***** Records supplied *****

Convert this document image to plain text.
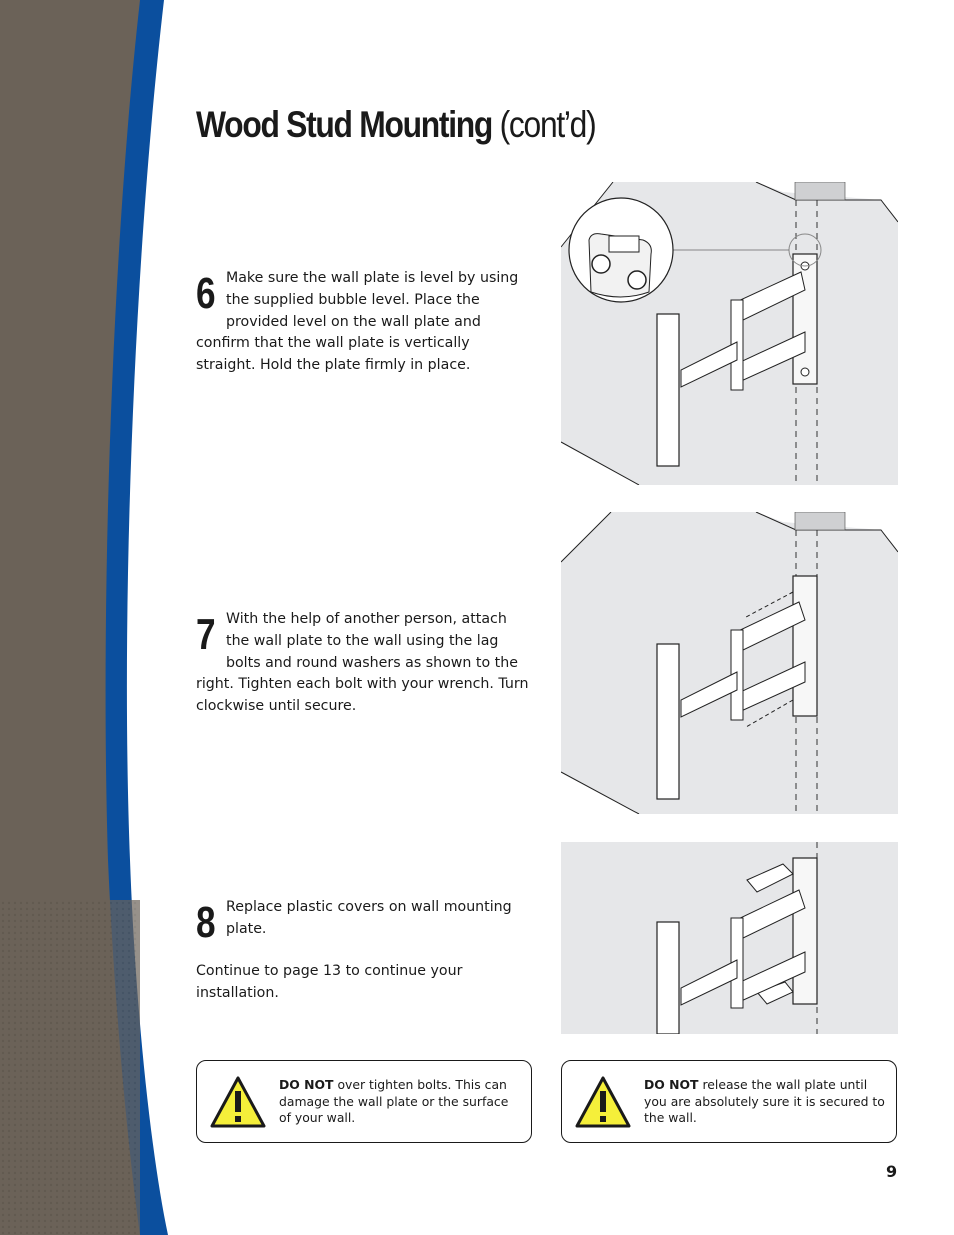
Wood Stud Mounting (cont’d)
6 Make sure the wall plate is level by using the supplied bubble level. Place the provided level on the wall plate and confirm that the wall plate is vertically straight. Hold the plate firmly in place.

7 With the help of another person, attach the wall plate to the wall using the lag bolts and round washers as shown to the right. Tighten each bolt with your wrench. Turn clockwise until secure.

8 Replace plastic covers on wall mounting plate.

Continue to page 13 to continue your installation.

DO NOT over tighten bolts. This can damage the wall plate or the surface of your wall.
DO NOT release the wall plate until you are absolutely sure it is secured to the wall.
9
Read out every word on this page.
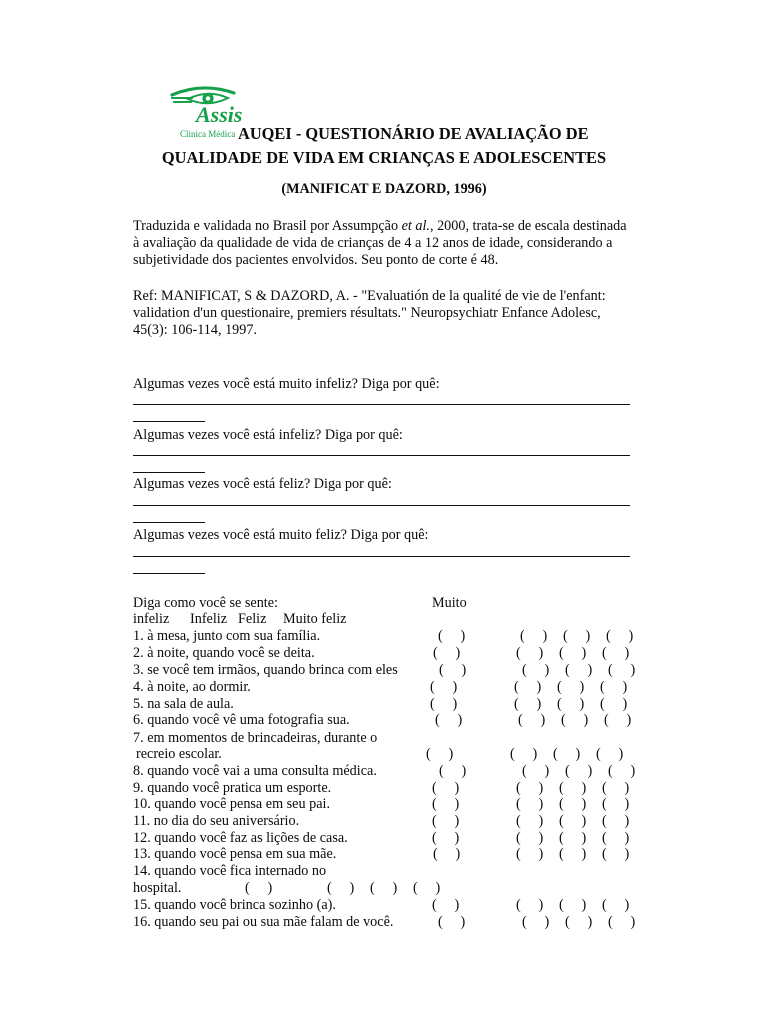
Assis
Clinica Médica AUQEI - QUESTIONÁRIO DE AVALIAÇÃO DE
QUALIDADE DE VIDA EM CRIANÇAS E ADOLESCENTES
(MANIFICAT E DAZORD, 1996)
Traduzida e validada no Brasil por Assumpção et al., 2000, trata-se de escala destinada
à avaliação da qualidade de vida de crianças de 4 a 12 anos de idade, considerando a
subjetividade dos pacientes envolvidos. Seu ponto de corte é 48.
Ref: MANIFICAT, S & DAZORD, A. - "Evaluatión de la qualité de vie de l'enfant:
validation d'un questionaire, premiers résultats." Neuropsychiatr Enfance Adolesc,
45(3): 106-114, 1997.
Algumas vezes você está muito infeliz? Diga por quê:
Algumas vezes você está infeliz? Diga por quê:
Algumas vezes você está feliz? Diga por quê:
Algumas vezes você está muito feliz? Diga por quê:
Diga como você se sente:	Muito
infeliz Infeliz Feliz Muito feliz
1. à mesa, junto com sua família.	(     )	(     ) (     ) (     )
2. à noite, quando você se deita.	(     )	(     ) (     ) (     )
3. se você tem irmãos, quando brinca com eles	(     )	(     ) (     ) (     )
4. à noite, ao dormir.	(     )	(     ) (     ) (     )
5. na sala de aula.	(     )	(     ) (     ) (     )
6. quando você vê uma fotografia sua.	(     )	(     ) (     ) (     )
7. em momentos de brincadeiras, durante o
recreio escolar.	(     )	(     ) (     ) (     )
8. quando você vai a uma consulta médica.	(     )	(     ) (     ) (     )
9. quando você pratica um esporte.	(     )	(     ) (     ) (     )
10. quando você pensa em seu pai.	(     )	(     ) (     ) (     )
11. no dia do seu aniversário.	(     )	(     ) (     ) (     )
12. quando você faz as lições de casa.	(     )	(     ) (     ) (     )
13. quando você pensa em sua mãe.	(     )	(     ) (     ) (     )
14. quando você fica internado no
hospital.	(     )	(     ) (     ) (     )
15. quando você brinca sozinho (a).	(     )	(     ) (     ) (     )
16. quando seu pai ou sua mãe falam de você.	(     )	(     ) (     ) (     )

*****

# Task goal:
Verbatim reproduction of every record is required; images are left out.

# Solution for this exercise:
Convert this document image to plain text.
Wood Stud Mounting (cont’d)
6 Make sure the wall plate is level by using the supplied bubble level. Place the provided level on the wall plate and confirm that the wall plate is vertically straight. Hold the plate firmly in place.

7 With the help of another person, attach the wall plate to the wall using the lag bolts and round washers as shown to the right. Tighten each bolt with your wrench. Turn clockwise until secure.

8 Replace plastic covers on wall mounting plate.

Continue to page 13 to continue your installation.

DO NOT over tighten bolts. This can damage the wall plate or the surface of your wall.
DO NOT release the wall plate until you are absolutely sure it is secured to the wall.
9
Read out every word on this page.
Assis
Clinica Médica AUQEI - QUESTIONÁRIO DE AVALIAÇÃO DE
QUALIDADE DE VIDA EM CRIANÇAS E ADOLESCENTES
(MANIFICAT E DAZORD, 1996)
Traduzida e validada no Brasil por Assumpção et al., 2000, trata-se de escala destinada
à avaliação da qualidade de vida de crianças de 4 a 12 anos de idade, considerando a
subjetividade dos pacientes envolvidos. Seu ponto de corte é 48.
Ref: MANIFICAT, S & DAZORD, A. - "Evaluatión de la qualité de vie de l'enfant:
validation d'un questionaire, premiers résultats." Neuropsychiatr Enfance Adolesc,
45(3): 106-114, 1997.
Algumas vezes você está muito infeliz? Diga por quê:
Algumas vezes você está infeliz? Diga por quê:
Algumas vezes você está feliz? Diga por quê:
Algumas vezes você está muito feliz? Diga por quê:
Diga como você se sente:	Muito
infeliz Infeliz Feliz Muito feliz
1. à mesa, junto com sua família.	(     )	(     ) (     ) (     )
2. à noite, quando você se deita.	(     )	(     ) (     ) (     )
3. se você tem irmãos, quando brinca com eles	(     )	(     ) (     ) (     )
4. à noite, ao dormir.	(     )	(     ) (     ) (     )
5. na sala de aula.	(     )	(     ) (     ) (     )
6. quando você vê uma fotografia sua.	(     )	(     ) (     ) (     )
7. em momentos de brincadeiras, durante o
recreio escolar.	(     )	(     ) (     ) (     )
8. quando você vai a uma consulta médica.	(     )	(     ) (     ) (     )
9. quando você pratica um esporte.	(     )	(     ) (     ) (     )
10. quando você pensa em seu pai.	(     )	(     ) (     ) (     )
11. no dia do seu aniversário.	(     )	(     ) (     ) (     )
12. quando você faz as lições de casa.	(     )	(     ) (     ) (     )
13. quando você pensa em sua mãe.	(     )	(     ) (     ) (     )
14. quando você fica internado no
hospital.	(     )	(     ) (     ) (     )
15. quando você brinca sozinho (a).	(     )	(     ) (     ) (     )
16. quando seu pai ou sua mãe falam de você.	(     )	(     ) (     ) (     )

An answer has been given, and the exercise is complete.